• _Items_:
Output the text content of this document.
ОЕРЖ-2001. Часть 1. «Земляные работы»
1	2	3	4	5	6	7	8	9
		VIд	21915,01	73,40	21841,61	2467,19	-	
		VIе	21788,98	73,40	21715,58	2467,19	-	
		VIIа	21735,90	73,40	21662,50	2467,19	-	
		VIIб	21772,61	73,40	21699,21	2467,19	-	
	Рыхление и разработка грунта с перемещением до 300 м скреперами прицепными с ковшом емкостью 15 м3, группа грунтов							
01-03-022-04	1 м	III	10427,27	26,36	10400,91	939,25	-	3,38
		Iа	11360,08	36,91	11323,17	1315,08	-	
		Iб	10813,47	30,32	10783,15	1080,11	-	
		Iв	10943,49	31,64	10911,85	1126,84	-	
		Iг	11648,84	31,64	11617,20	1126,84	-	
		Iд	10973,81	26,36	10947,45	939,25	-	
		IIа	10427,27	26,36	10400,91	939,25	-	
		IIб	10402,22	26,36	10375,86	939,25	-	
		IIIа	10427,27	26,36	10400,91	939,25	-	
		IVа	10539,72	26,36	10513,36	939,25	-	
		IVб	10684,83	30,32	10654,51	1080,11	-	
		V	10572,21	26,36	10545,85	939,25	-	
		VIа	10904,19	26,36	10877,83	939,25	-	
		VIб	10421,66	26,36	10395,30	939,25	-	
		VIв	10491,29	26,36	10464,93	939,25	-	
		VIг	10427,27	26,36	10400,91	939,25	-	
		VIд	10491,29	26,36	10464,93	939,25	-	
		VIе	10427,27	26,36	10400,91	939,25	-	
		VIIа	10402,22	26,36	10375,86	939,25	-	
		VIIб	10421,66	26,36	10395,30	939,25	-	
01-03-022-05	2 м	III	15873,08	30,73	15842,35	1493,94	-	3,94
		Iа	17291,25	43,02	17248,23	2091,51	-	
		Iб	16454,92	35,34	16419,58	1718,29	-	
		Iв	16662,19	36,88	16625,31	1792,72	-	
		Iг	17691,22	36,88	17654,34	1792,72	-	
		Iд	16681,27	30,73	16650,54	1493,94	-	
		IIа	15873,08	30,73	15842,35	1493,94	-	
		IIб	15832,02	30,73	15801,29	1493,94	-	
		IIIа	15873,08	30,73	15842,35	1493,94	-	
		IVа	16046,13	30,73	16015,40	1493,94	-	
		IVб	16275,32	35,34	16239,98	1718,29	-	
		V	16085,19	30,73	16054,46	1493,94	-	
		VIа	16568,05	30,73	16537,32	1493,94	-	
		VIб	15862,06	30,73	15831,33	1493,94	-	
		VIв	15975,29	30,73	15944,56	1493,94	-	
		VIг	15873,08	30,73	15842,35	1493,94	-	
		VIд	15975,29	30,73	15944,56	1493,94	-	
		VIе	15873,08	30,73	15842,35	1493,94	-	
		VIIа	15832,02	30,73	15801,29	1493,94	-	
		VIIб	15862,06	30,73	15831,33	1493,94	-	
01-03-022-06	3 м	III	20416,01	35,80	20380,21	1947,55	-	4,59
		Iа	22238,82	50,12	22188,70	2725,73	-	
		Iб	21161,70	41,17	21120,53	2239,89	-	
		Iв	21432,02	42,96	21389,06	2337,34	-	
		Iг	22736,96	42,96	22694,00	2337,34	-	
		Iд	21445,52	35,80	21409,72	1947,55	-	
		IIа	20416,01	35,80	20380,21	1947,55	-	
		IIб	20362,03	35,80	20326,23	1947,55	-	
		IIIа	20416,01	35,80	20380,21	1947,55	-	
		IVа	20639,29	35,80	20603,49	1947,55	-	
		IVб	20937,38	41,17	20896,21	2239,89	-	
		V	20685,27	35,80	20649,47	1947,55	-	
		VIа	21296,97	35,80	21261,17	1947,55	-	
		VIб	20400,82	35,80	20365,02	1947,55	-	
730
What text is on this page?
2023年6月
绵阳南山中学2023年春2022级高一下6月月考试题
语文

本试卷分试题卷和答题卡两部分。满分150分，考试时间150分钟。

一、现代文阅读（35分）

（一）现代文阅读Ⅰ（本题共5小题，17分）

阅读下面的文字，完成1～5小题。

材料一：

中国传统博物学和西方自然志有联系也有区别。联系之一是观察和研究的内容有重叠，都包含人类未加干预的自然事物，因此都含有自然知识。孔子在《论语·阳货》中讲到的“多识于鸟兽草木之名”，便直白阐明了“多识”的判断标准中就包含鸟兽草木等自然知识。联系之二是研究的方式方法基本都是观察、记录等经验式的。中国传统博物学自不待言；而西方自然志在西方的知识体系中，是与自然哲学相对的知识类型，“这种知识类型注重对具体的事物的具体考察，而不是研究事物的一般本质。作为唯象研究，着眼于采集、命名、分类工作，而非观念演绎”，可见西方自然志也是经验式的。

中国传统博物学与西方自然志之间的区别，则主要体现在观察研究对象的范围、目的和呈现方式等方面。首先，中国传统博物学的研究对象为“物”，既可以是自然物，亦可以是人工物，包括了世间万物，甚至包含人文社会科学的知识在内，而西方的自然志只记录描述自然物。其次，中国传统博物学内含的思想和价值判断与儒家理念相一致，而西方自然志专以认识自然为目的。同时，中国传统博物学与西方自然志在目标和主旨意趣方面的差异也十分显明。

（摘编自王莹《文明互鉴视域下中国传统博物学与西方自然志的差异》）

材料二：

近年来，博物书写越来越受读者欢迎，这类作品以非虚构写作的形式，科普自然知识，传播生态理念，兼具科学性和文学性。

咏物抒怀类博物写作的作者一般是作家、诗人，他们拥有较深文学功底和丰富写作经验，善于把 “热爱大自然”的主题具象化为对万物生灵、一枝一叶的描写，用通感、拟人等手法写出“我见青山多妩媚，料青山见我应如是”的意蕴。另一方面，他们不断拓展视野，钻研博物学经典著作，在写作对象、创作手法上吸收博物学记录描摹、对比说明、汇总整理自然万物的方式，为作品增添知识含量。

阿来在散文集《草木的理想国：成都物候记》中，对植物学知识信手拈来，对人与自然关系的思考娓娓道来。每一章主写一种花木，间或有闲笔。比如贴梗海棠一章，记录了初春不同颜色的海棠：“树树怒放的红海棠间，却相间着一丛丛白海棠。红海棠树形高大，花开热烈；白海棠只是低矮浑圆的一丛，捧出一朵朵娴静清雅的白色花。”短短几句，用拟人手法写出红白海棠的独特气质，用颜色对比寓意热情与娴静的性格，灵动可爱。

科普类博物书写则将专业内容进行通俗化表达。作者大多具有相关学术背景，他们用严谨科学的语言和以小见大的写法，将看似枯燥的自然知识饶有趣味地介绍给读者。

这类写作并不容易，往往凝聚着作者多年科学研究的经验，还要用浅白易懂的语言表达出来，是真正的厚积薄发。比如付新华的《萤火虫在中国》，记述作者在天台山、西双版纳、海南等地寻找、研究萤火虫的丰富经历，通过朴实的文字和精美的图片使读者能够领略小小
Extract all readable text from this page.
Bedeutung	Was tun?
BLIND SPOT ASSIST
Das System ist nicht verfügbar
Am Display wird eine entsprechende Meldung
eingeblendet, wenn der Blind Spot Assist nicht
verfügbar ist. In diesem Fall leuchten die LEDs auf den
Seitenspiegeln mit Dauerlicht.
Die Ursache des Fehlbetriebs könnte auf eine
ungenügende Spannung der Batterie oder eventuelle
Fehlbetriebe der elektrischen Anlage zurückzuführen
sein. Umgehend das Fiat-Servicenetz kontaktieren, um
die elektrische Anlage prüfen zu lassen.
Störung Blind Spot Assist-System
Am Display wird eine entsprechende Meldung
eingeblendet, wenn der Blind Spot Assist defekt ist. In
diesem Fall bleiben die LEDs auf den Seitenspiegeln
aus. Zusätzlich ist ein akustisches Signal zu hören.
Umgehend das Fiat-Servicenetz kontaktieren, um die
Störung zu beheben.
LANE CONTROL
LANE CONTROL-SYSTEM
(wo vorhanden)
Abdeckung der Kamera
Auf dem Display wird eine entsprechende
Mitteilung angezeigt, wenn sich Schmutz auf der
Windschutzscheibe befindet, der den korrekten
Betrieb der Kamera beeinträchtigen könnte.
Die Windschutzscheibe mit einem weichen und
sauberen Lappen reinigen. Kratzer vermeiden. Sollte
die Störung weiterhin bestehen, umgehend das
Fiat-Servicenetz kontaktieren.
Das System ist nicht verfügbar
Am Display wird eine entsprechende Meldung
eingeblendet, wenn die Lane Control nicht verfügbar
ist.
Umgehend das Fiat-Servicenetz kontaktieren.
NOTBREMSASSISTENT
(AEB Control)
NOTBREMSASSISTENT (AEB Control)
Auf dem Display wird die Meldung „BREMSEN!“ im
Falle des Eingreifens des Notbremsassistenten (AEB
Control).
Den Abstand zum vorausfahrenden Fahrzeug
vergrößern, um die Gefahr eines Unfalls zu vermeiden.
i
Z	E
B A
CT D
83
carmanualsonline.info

• _Exercise directions_: Report back each line of the entries that holds the string "Windschutzscheibe".

• _Output of the task_:
Windschutzscheibe befindet, der den korrekten
Die Windschutzscheibe mit einem weichen und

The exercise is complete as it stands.